● Recorded data:
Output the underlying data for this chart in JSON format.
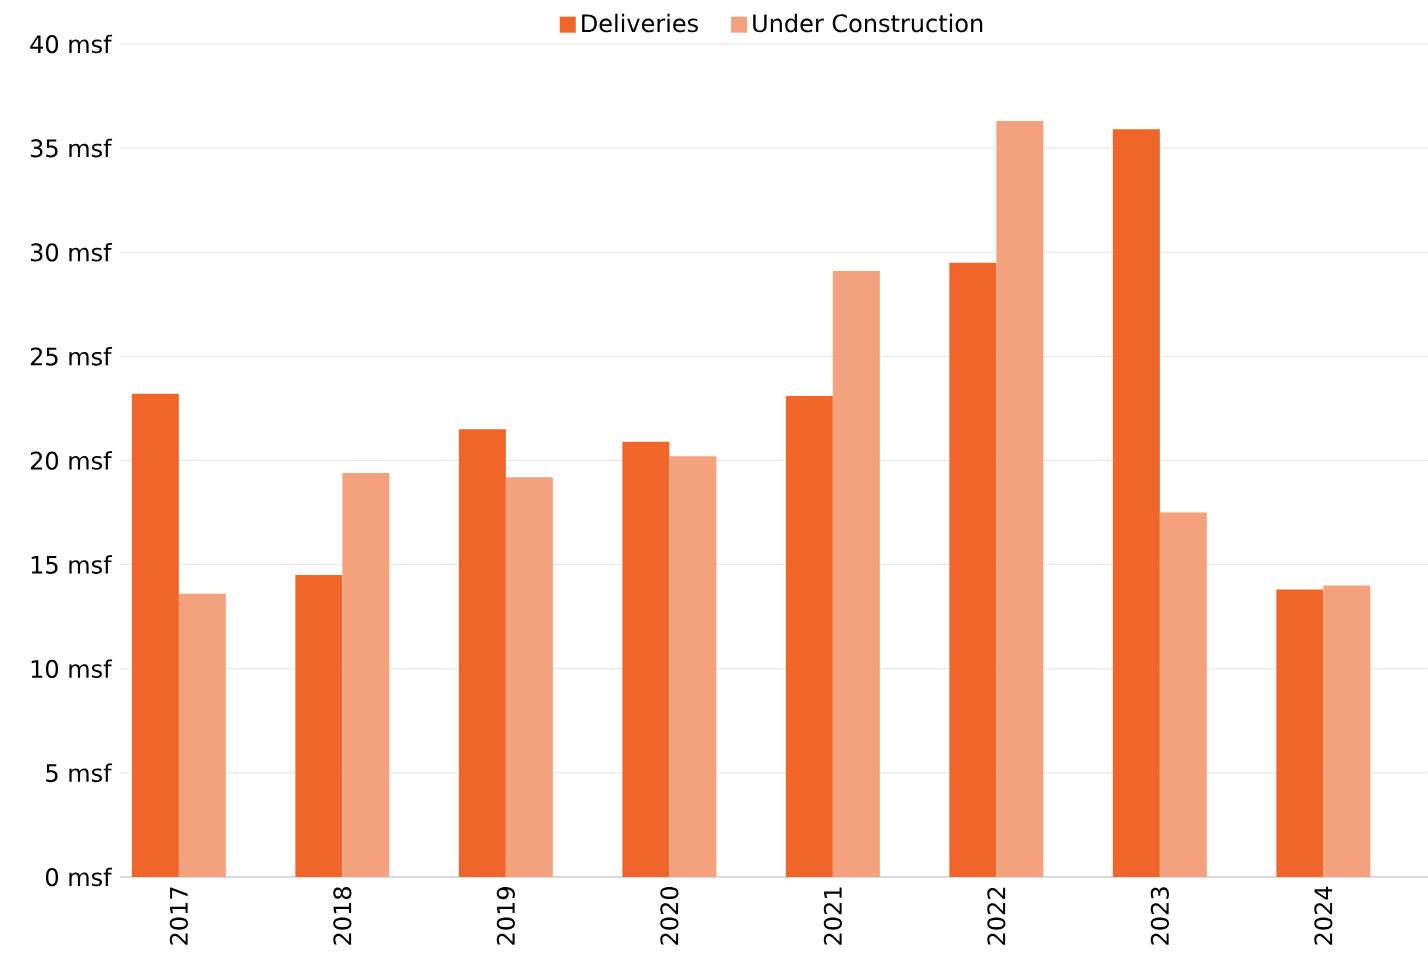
{
  "chart_data": {
    "type": "bar",
    "categories": [
      "2017",
      "2018",
      "2019",
      "2020",
      "2021",
      "2022",
      "2023",
      "2024"
    ],
    "series": [
      {
        "name": "Deliveries",
        "color": "#f0662a",
        "values": [
          23.2,
          14.5,
          21.5,
          20.9,
          23.1,
          29.5,
          35.9,
          13.8
        ]
      },
      {
        "name": "Under Construction",
        "color": "#f4a27e",
        "values": [
          13.6,
          19.4,
          19.2,
          20.2,
          29.1,
          36.3,
          17.5,
          14.0
        ]
      }
    ],
    "ylim": [
      0,
      40
    ],
    "yticks": [
      {
        "value": 0,
        "label": "0 msf"
      },
      {
        "value": 5,
        "label": "5 msf"
      },
      {
        "value": 10,
        "label": "10 msf"
      },
      {
        "value": 15,
        "label": "15 msf"
      },
      {
        "value": 20,
        "label": "20 msf"
      },
      {
        "value": 25,
        "label": "25 msf"
      },
      {
        "value": 30,
        "label": "30 msf"
      },
      {
        "value": 35,
        "label": "35 msf"
      },
      {
        "value": 40,
        "label": "40 msf"
      }
    ],
    "grid": "y",
    "legend": "top"
  }
}
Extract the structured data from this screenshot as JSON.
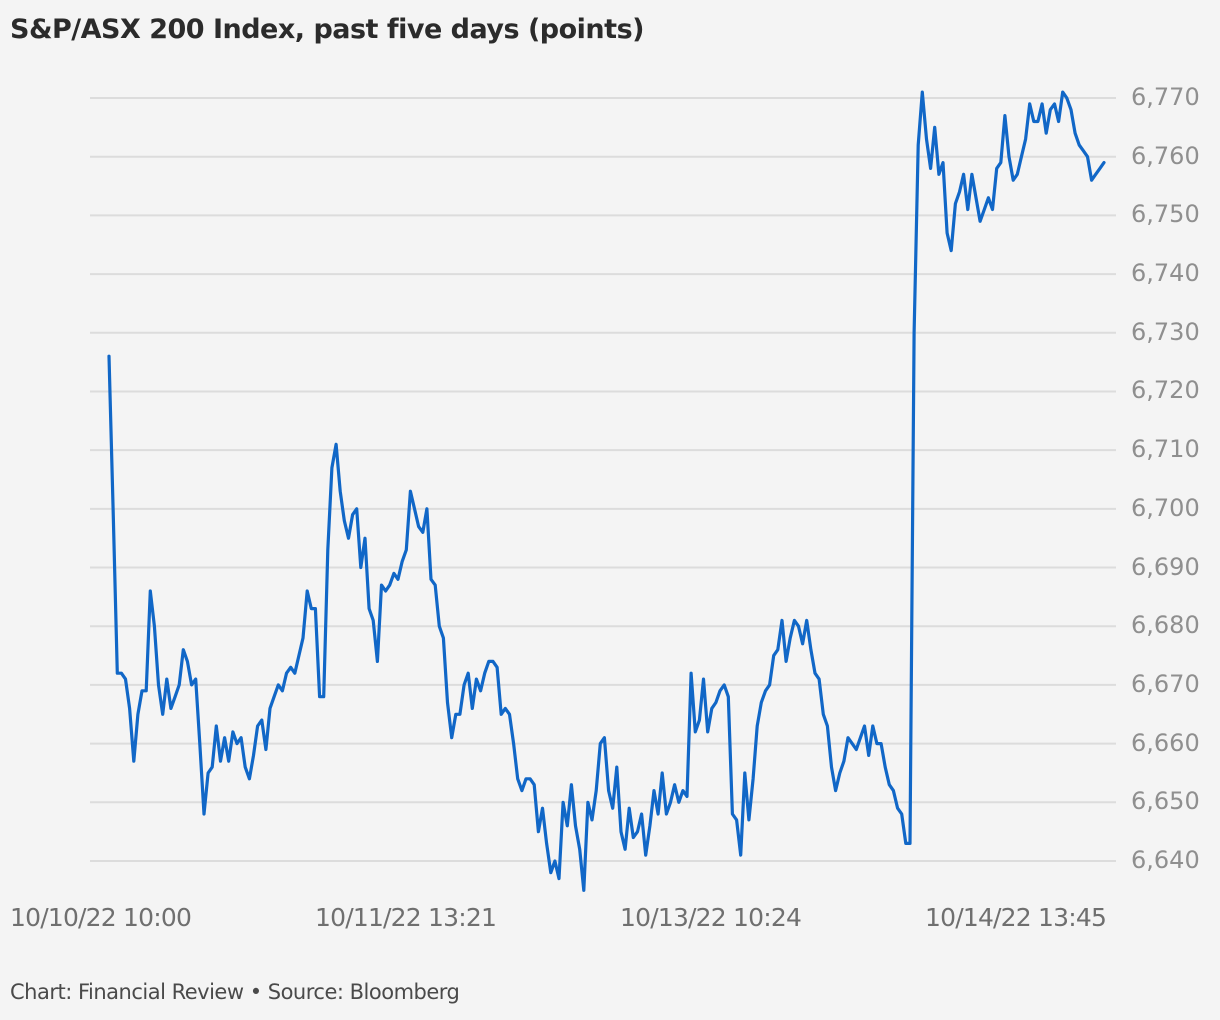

● Goal of the exercise: In the records, locate each line holding the string "this" and copy it.

● Output of the exercise:
Output the underlying data for this chart in JSON format.
Extract the structured data from this screenshot as JSON.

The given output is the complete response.